- [Records shown]
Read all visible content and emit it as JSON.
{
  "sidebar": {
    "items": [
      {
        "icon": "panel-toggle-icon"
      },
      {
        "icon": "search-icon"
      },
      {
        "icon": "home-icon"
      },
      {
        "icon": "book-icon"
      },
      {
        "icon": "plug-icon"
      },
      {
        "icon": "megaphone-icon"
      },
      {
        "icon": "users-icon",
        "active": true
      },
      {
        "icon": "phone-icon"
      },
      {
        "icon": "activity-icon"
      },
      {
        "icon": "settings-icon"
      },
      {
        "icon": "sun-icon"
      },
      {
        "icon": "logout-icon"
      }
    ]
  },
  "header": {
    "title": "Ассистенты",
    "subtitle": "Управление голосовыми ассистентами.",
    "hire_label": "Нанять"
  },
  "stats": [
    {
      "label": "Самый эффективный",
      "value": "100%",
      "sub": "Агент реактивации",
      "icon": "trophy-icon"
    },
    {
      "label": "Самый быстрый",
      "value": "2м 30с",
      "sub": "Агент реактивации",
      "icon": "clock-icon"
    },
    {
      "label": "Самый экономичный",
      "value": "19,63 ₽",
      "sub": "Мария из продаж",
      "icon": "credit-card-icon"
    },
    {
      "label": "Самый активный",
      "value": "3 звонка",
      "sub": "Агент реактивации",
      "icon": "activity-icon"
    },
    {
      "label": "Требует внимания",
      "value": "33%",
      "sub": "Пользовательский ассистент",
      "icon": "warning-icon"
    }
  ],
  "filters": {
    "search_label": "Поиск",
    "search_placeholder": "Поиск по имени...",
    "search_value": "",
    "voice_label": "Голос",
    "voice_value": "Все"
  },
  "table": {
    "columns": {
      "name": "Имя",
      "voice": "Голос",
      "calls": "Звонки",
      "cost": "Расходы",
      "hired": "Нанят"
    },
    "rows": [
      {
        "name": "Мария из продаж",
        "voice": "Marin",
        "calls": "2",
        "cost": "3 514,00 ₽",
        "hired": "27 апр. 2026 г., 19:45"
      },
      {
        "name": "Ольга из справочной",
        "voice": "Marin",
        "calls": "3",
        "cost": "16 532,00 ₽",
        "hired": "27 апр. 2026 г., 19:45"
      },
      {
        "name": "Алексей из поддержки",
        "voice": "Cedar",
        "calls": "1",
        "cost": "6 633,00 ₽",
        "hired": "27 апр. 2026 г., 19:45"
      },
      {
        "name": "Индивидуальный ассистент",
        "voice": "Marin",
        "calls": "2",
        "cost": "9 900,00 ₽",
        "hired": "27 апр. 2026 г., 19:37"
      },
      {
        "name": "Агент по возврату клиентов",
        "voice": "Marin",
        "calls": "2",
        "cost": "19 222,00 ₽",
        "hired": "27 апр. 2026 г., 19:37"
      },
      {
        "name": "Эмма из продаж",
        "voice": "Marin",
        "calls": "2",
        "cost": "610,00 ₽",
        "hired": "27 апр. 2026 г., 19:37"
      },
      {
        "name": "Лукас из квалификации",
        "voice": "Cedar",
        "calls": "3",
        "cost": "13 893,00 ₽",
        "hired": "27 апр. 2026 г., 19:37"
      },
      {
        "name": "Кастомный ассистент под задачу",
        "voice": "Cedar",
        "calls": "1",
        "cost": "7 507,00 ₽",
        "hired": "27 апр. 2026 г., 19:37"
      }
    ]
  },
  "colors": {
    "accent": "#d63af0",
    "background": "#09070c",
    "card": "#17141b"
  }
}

- [Your task] Where does the word "cost" appear? Return each line that holds it.

- [Written solution]
      "cost": "Расходы",
        "cost": "3 514,00 ₽",
        "cost": "16 532,00 ₽",
        "cost": "6 633,00 ₽",
        "cost": "9 900,00 ₽",
        "cost": "19 222,00 ₽",
        "cost": "610,00 ₽",
        "cost": "13 893,00 ₽",
        "cost": "7 507,00 ₽",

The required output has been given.